» What the task asks: Please write the next part of the blog post below on the Smirnoff "Life is calling" ad, picking up right after its last sentence.

» Excerpt to read:
►

Thursday, December 30, 2004

Life calling: Where's the pilgrim?

I saw a Smirnoff Vodka ad the other day. The tagline went: "Life is calling. Where are you?"

I went quiet. Life is calling, where am I? I think I am a pilgrim in search of life? I think I read that everyone's in a state of sleep and then one day they will wake up? I think I heard that the world is a delusion; so then what is life and where is real life, and when it's calling, where am I?

This is too much thinking and very little doing. Life is done, not thought. Life is a verb, it's not a noun.

The ad showed a street full of bizarre, theatrical characters, calling out to a man in an apartment to GET OUT. He was apparantly in dreary conditions. A similar series of Nokia ads show men in boring setting - and suddenly cinematic/ circus character pop up around them.

◄

» Information supplied:
►

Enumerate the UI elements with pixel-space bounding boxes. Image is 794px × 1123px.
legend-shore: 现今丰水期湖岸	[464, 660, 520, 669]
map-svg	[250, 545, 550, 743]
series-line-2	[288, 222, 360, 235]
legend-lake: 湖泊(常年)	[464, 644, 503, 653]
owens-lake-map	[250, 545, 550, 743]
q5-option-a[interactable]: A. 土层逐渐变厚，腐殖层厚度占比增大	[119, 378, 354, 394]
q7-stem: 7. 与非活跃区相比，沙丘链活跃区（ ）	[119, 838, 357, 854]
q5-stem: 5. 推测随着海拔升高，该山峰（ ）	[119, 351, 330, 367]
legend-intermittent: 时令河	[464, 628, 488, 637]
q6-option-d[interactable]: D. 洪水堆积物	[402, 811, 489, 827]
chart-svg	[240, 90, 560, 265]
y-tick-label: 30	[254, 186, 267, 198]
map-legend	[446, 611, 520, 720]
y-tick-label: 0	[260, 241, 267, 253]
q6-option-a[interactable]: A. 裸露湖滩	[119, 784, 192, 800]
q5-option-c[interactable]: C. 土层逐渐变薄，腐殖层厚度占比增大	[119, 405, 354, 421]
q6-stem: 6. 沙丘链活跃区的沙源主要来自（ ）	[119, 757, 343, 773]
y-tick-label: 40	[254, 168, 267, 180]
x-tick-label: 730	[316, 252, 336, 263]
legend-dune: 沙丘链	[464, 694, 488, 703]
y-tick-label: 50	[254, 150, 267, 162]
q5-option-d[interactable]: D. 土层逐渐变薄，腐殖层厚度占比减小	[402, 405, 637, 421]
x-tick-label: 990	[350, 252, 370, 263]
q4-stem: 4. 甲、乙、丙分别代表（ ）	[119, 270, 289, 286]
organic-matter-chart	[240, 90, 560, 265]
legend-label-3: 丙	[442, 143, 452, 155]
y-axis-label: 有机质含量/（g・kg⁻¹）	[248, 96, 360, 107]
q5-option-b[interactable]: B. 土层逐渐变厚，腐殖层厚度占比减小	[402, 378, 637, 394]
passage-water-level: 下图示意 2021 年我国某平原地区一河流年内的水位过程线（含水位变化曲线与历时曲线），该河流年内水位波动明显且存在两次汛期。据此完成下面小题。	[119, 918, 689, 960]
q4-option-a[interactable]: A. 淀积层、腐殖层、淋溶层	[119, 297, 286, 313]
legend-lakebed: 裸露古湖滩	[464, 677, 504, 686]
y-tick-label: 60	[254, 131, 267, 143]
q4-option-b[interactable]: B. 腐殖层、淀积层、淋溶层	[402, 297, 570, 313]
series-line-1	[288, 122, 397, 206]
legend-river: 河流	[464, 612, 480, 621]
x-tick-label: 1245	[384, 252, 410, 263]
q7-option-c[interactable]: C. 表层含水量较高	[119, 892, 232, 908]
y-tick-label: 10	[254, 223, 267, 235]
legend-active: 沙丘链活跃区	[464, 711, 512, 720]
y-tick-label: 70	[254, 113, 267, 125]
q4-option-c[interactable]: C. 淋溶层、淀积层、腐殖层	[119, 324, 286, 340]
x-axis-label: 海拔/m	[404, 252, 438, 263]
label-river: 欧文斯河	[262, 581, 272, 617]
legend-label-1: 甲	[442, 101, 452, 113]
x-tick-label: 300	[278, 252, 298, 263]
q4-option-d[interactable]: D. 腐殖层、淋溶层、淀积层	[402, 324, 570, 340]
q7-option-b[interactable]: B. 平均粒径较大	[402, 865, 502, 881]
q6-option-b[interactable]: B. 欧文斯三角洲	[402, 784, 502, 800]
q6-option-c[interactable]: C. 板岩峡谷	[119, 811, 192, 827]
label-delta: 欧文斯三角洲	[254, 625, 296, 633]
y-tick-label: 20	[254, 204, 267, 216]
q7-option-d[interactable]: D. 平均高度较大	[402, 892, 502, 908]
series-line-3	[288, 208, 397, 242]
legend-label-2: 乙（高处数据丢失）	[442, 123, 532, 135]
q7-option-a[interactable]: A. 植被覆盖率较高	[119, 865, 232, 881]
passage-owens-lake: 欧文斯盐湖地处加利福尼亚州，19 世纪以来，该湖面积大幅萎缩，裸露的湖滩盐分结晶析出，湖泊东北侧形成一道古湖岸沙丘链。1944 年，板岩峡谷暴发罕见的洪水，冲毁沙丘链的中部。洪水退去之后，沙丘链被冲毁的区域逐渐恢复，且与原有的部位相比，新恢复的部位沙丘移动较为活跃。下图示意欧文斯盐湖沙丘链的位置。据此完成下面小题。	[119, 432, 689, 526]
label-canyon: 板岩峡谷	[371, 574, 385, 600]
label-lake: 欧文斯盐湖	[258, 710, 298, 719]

◄

» Your response:
Very funny. Very, very clever too. The bloody ads hit the modern person where it hurts most: the desire to lead a free, fulfilling life. It is amazing how many people I meet every day, every day, who think there is life out there which is better than their own life. In fact they think they have no life, and they want someone else's life, without realizing that "someone else" vies for their life! I have met women of beauty, and men of wealth and tremendous intelligence, and they are all weary of what they have. I am disturbed to hear them - so much so that I am suspicious of my own life. Is this life? Or can it become something else?

A few days ago, I thought I woke up. And I saw that life is pretty simple. Just keep doing the right things in our immediate surroundings,... and that's pretty much it. Keep the five senses alive, and note the tastes, colors, sounds, smells, sights.... never lose the sense of wonder and inquiry. We'd then be like children who have the feeling that the world lies ahead of them - and not like adults who think the world has come to stay.... and then they can't bear a change which occurs.

Finally, it helps if men and women understand one thing: nothing lasts forever. I have learnt that God's favorite people are thankful in good times, and patient in bad. What does God get from it? Nothing. What do we get from it? The understanding that this is life, right here, as it is, and no one is calling from anywhere outside but from within ourselves asking us to make the given situation better, and warning us ever so slightly that the good will not last forever, and giving us hope that the bad too shall pass!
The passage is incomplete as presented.